- _Set task_:
Reproduce the material below, changing every occurrence of "VLBA" to "Very Long Baseline Array" and leaving everything else unaltered.

- _Data listing_:
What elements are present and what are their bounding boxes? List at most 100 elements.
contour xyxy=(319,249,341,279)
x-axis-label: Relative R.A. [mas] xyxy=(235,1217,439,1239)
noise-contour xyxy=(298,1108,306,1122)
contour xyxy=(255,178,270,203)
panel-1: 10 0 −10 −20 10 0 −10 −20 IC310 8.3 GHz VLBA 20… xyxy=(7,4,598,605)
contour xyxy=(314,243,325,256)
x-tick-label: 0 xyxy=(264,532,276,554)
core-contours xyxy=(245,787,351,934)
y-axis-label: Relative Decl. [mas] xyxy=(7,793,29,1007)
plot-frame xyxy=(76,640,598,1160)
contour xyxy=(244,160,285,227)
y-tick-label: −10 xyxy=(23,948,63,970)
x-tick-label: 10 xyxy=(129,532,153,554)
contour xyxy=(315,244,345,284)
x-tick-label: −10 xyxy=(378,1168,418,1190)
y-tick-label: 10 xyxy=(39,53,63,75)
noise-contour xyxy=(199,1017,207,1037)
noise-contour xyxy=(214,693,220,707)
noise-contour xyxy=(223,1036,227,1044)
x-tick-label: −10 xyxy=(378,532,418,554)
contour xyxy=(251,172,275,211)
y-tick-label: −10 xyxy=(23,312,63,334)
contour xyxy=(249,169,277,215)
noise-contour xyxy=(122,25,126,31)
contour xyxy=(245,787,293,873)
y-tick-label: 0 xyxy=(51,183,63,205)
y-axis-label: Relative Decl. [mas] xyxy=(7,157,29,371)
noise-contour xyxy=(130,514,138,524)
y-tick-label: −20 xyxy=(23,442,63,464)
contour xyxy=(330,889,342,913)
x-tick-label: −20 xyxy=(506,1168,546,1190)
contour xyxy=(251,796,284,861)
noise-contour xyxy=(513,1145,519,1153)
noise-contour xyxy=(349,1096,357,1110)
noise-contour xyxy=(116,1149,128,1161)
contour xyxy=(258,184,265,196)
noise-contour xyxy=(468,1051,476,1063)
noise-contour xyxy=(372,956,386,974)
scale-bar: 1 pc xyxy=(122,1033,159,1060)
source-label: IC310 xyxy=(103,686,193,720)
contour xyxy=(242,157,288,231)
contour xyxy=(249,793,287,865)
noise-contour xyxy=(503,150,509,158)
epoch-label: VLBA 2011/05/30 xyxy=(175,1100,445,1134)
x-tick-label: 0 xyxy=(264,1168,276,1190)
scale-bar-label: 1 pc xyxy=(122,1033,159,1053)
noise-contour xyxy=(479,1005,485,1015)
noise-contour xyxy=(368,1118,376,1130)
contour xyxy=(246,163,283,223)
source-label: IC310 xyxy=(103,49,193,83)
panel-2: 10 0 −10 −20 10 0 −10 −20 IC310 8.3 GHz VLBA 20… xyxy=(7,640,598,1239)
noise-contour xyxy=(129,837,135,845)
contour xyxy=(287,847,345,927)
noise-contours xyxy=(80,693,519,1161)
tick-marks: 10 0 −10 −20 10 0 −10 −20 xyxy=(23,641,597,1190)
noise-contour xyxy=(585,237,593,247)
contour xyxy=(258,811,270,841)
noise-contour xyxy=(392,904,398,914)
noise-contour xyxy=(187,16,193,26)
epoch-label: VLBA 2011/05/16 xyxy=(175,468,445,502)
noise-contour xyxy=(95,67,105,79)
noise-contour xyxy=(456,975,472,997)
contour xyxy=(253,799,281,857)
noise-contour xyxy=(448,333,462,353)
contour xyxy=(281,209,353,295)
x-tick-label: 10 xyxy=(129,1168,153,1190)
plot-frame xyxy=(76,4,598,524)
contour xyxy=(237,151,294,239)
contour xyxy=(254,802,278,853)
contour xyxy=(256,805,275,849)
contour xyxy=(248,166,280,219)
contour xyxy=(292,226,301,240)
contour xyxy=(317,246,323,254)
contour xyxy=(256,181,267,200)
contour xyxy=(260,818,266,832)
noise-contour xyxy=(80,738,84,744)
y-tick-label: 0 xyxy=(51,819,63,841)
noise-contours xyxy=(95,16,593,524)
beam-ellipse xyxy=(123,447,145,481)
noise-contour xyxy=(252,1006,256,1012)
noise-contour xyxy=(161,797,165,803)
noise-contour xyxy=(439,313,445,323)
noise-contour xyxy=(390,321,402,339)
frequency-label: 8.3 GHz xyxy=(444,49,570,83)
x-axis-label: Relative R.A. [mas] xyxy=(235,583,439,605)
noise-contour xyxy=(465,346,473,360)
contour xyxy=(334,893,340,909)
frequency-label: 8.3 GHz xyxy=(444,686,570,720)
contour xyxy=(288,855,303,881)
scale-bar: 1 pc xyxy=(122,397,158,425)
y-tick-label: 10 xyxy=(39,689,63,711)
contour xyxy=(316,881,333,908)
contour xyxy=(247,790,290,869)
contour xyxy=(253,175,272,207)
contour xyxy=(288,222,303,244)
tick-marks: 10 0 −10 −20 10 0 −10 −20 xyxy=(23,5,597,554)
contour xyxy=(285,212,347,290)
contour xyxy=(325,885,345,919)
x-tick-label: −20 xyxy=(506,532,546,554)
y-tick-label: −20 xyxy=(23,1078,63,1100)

- _Expected answer_:
What elements are present and what are their bounding boxes? List at most 100 elements.
contour xyxy=(319,249,341,279)
x-axis-label: Relative R.A. [mas] xyxy=(235,1217,439,1239)
noise-contour xyxy=(298,1108,306,1122)
contour xyxy=(255,178,270,203)
panel-1: 10 0 −10 −20 10 0 −10 −20 IC310 8.3 GHz Very Long Baseline Array 20… xyxy=(7,4,598,605)
contour xyxy=(314,243,325,256)
x-tick-label: 0 xyxy=(264,532,276,554)
core-contours xyxy=(245,787,351,934)
y-axis-label: Relative Decl. [mas] xyxy=(7,793,29,1007)
plot-frame xyxy=(76,640,598,1160)
contour xyxy=(244,160,285,227)
y-tick-label: −10 xyxy=(23,948,63,970)
x-tick-label: 10 xyxy=(129,532,153,554)
contour xyxy=(315,244,345,284)
x-tick-label: −10 xyxy=(378,1168,418,1190)
y-tick-label: 10 xyxy=(39,53,63,75)
noise-contour xyxy=(199,1017,207,1037)
noise-contour xyxy=(214,693,220,707)
noise-contour xyxy=(223,1036,227,1044)
x-tick-label: −10 xyxy=(378,532,418,554)
contour xyxy=(251,172,275,211)
y-tick-label: −10 xyxy=(23,312,63,334)
contour xyxy=(249,169,277,215)
noise-contour xyxy=(122,25,126,31)
contour xyxy=(245,787,293,873)
y-tick-label: 0 xyxy=(51,183,63,205)
y-axis-label: Relative Decl. [mas] xyxy=(7,157,29,371)
noise-contour xyxy=(130,514,138,524)
y-tick-label: −20 xyxy=(23,442,63,464)
contour xyxy=(330,889,342,913)
x-tick-label: −20 xyxy=(506,1168,546,1190)
contour xyxy=(251,796,284,861)
noise-contour xyxy=(513,1145,519,1153)
noise-contour xyxy=(349,1096,357,1110)
noise-contour xyxy=(116,1149,128,1161)
contour xyxy=(258,184,265,196)
noise-contour xyxy=(468,1051,476,1063)
noise-contour xyxy=(372,956,386,974)
scale-bar: 1 pc xyxy=(122,1033,159,1060)
source-label: IC310 xyxy=(103,686,193,720)
contour xyxy=(242,157,288,231)
contour xyxy=(249,793,287,865)
noise-contour xyxy=(503,150,509,158)
epoch-label: Very Long Baseline Array 2011/05/30 xyxy=(175,1100,445,1134)
x-tick-label: 0 xyxy=(264,1168,276,1190)
scale-bar-label: 1 pc xyxy=(122,1033,159,1053)
noise-contour xyxy=(479,1005,485,1015)
noise-contour xyxy=(368,1118,376,1130)
contour xyxy=(246,163,283,223)
source-label: IC310 xyxy=(103,49,193,83)
panel-2: 10 0 −10 −20 10 0 −10 −20 IC310 8.3 GHz Very Long Baseline Array 20… xyxy=(7,640,598,1239)
noise-contour xyxy=(129,837,135,845)
contour xyxy=(287,847,345,927)
noise-contours xyxy=(80,693,519,1161)
tick-marks: 10 0 −10 −20 10 0 −10 −20 xyxy=(23,641,597,1190)
noise-contour xyxy=(585,237,593,247)
contour xyxy=(258,811,270,841)
noise-contour xyxy=(392,904,398,914)
noise-contour xyxy=(187,16,193,26)
epoch-label: Very Long Baseline Array 2011/05/16 xyxy=(175,468,445,502)
noise-contour xyxy=(95,67,105,79)
noise-contour xyxy=(456,975,472,997)
contour xyxy=(253,799,281,857)
noise-contour xyxy=(448,333,462,353)
contour xyxy=(281,209,353,295)
x-tick-label: 10 xyxy=(129,1168,153,1190)
plot-frame xyxy=(76,4,598,524)
contour xyxy=(237,151,294,239)
contour xyxy=(254,802,278,853)
contour xyxy=(256,805,275,849)
contour xyxy=(248,166,280,219)
contour xyxy=(292,226,301,240)
contour xyxy=(317,246,323,254)
contour xyxy=(256,181,267,200)
contour xyxy=(260,818,266,832)
noise-contour xyxy=(80,738,84,744)
y-tick-label: 0 xyxy=(51,819,63,841)
noise-contours xyxy=(95,16,593,524)
beam-ellipse xyxy=(123,447,145,481)
noise-contour xyxy=(252,1006,256,1012)
noise-contour xyxy=(161,797,165,803)
noise-contour xyxy=(439,313,445,323)
noise-contour xyxy=(390,321,402,339)
frequency-label: 8.3 GHz xyxy=(444,49,570,83)
x-axis-label: Relative R.A. [mas] xyxy=(235,583,439,605)
noise-contour xyxy=(465,346,473,360)
contour xyxy=(334,893,340,909)
frequency-label: 8.3 GHz xyxy=(444,686,570,720)
contour xyxy=(288,855,303,881)
scale-bar: 1 pc xyxy=(122,397,158,425)
y-tick-label: 10 xyxy=(39,689,63,711)
contour xyxy=(316,881,333,908)
contour xyxy=(247,790,290,869)
contour xyxy=(253,175,272,207)
contour xyxy=(288,222,303,244)
tick-marks: 10 0 −10 −20 10 0 −10 −20 xyxy=(23,5,597,554)
contour xyxy=(285,212,347,290)
contour xyxy=(325,885,345,919)
x-tick-label: −20 xyxy=(506,532,546,554)
y-tick-label: −20 xyxy=(23,1078,63,1100)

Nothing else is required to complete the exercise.